Document excerpt:
····················

HOW TO DEVELOP A SLOW LOOKING PRACTICE

Slow looking is not only an important part of my work, it is also a personal practice – something that I’ve been doing regularly for the last few years. I’m really interested in developing my observational skills and I’m also fascinated by what happens when we spend a longer period of time looking at something.

Our general approach to looking is, however, flawed and we try to look at things as briskly and efficiently as possible.

We need to slow our looking down and give our brain the time and space to focus on what is in front of us.

Developing a daily slow looking practice will enable you to improve your observational skills and start noticing more details.

And if we are better at this ourselves, as educators, then we are in a far better position to guide others through the process of slow looking too.

So, here are 6 ways you can start to develop your own daily slow looking practice – I’ve included a number of ideas, some outside, some inside, some to do with art, some not. The idea is that you pick one of these activities and you do it every day for a few days and see what happens. After a few days you should start to notice a difference!

Everything I do in my work is underpinned by slow looking. It has been a huge part of my work over the last 10 years. I’ve led slow looking sessions with all types of age groups – from the very young, to teens, adults, and beyond. I even developed a 6 part online course on the subject last year. 
But it’s also a personal practice – something that I’ve been doing regularly for the last few years. I’m really interested in developing my observational skills AND I’m also fascinated by what happens when we spend a longer period of time looking at something.

WHY START A SLOW LOOKING PRACTICE?

 It all starts with you – It’s a good idea to work on and hone your own observational skills before you think about incorporating slow looking into the programmes you lead..
AND there are many reasons why developing a daily slow looking practice might be good for you. 
Here are some: 
  • It’s a really good way of gaining knowledge about the world
  • It will also help you develop a unique set of skills – observing and describing.
  • You’ll find it rewarding – the more you look, the more you see and the more engaged you might become. 
  • Once you start noticing details more, you’ll notice more details everywhere. You’ll hunt for the details and look specifically to find more things to notice. 
  • It’s a good antidote to our fast-paced modern life, it’s calming, relaxing and good for your wellbeing. 
  • It will also help you think about ‘how you see’. 
When most people think about ‘seeing’ or ‘looking’ they think in terms of just opening their eyes and the seeing just happening. Sort of like a camera – when you take a photo.

····················

Excerpted data:
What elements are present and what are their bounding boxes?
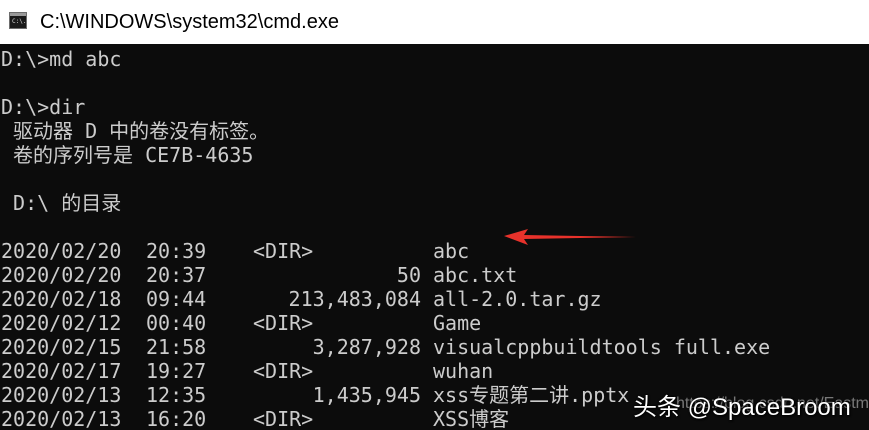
listing-size	[1, 239, 421, 263]
console-output[interactable]: D:\>md abc D:\>dir 驱动器 D 中的卷没有标签。 卷的序列号是 …	[0, 44, 869, 430]
arrow-shape	[504, 229, 636, 245]
red-arrow-annotation	[504, 229, 636, 245]
listing-name: Game	[433, 311, 482, 335]
cmd-console-icon: C:\.	[9, 12, 27, 29]
console-line: D:\>md abc	[1, 47, 122, 71]
listing-size	[1, 407, 421, 430]
listing-name: xss专题第二讲.pptx	[433, 383, 630, 407]
listing-row: 2020/02/12 00:40 <DIR> Game	[1, 311, 869, 335]
listing-row: 2020/02/20 20:39 <DIR> abc	[1, 239, 869, 263]
listing-size: 3,287,928	[312, 335, 421, 359]
console-line: 卷的序列号是 CE7B-4635	[1, 143, 254, 167]
window-title: C:\WINDOWS\system32\cmd.exe	[40, 11, 339, 33]
listing-name: visualcppbuildtools full.exe	[433, 335, 771, 359]
listing-size: 1,435,945	[312, 383, 421, 407]
listing-name: XSS博客	[433, 407, 510, 430]
watermark-text: 头条 @SpaceBroom	[633, 393, 851, 421]
cmd-window: C:\. C:\WINDOWS\system32\cmd.exe D:\>md …	[0, 0, 869, 430]
listing-size	[1, 359, 421, 383]
icon-bar	[10, 13, 26, 16]
listing-size	[1, 311, 421, 335]
listing-size: 213,483,084	[288, 287, 421, 311]
icon-glyph: C:\.	[12, 18, 27, 25]
listing-name: abc	[433, 239, 470, 263]
listing-name: all-2.0.tar.gz	[433, 287, 602, 311]
listing-size: 50	[396, 263, 421, 287]
console-line: D:\>dir	[1, 95, 86, 119]
listing-row: 2020/02/17 19:27 <DIR> wuhan	[1, 359, 869, 383]
listing-name: abc.txt	[433, 263, 518, 287]
title-bar[interactable]: C:\. C:\WINDOWS\system32\cmd.exe	[0, 0, 869, 44]
listing-row: 2020/02/15 21:58 3,287,928 visualcppbuildto…	[1, 335, 869, 359]
console-line: D:\ 的目录	[1, 191, 122, 215]
console-line: 驱动器 D 中的卷没有标签。	[1, 119, 270, 143]
listing-row: 2020/02/20 20:37 50 abc.txt	[1, 263, 869, 287]
listing-name: wuhan	[433, 359, 494, 383]
listing-row: 2020/02/18 09:44 213,483,084 all-2.0.tar.gz	[1, 287, 869, 311]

····················

Problems to work on:
1: In the slow looking article, why should educators work on their own observational skills before leading others? Answer in one to three sentences.
2: Rewrite the stretch of the slow looking article from "And if we are" through "notice a difference!", changing "educators" to "teachers".
3: Carry the slow looking article on from the point where it stops.

Replies:
1: If educators are better at slow looking themselves, they are in a far better position to guide others through the process.

2:
And if we are better at this ourselves, as teachers, then we are in a far better position to guide others through the process of slow looking too.

So, here are 6 ways you can start to develop your own daily slow looking practice – I’ve included a number of ideas, some outside, some inside, some to do with art, some not. The idea is that you pick one of these activities and you do it every day for a few days and see what happens. After a few days you should start to notice a difference!

3:
But a photograph only captures so much. We actually ‘see’ so much more. 
We also see ‘meanings’ – like shapes, solids, proportions, materials, styles, functions, weight, and more. 
And as David Perkins in The Intelligent Eye says ‘The eye hungers to make sense of what lies before it’. And in most cases, we don’t even notice that we’re doing this. 
The same goes for images – we can easily read meanings from images, even if there is not much information to go on. The eye is hungry to make interpretations and look for meanings. . 
But we don’t make the most of our eyes. They show us so much that we can’t take it all in and we try to look at things as briskly and efficiently as possible. 

OUR APPROACH TO LOOKING IS FLAWED

In his book The Intelligent Eye David Perkins says that our normal approach to looking in general is flawed:
  • We are often hasty – jumping to conclusions and then moving on. 
  • Or we are narrow – we look, see and think in familiar categories. And we’re quick to dismiss something before exploring it fully. 
  • Or sometimes we’re a bit fuzzy. We need to look much more carefully at the details to understand more. 
  • Or finally, we can be sprawling – jumping from one thing to another. We glance here and there. We scan, we skim and we scroll on by. 
So, developing a slow looking practice can really help us to stop being so hasty, narrow, fuzzy and sprawling. Instead we can slow our looking down and give our brain the time and space to focus on what is in front of us. 
A daily slow looking practice will help us to step away from obvious conclusions, look for surprises and specifics, analyse and organise our looking. 
And if we are better at this ourselves, as educators, then we are in a far better position to guide others through the process of slow looking too.
So, here are a range of ways you can start to develop your daily slow looking practice – I’ve included a number of ideas, some outside, some inside, some to do with art, some not. The idea is that you pick one of these activities and you do it every day for a few days and see what happens. After a few days you should start to notice a difference! 

15 MINUTE DIGITAL DETOX

The first one is to do a 15 minute digital detox every day. A full detox. Refrain from using technology for 15 minutes a day. 
  • Do something else and see how much you observe. 
  • Make a cup of coffee, take a walk, meet up with a friend/family member. 
  • You can improve observation just by looking up!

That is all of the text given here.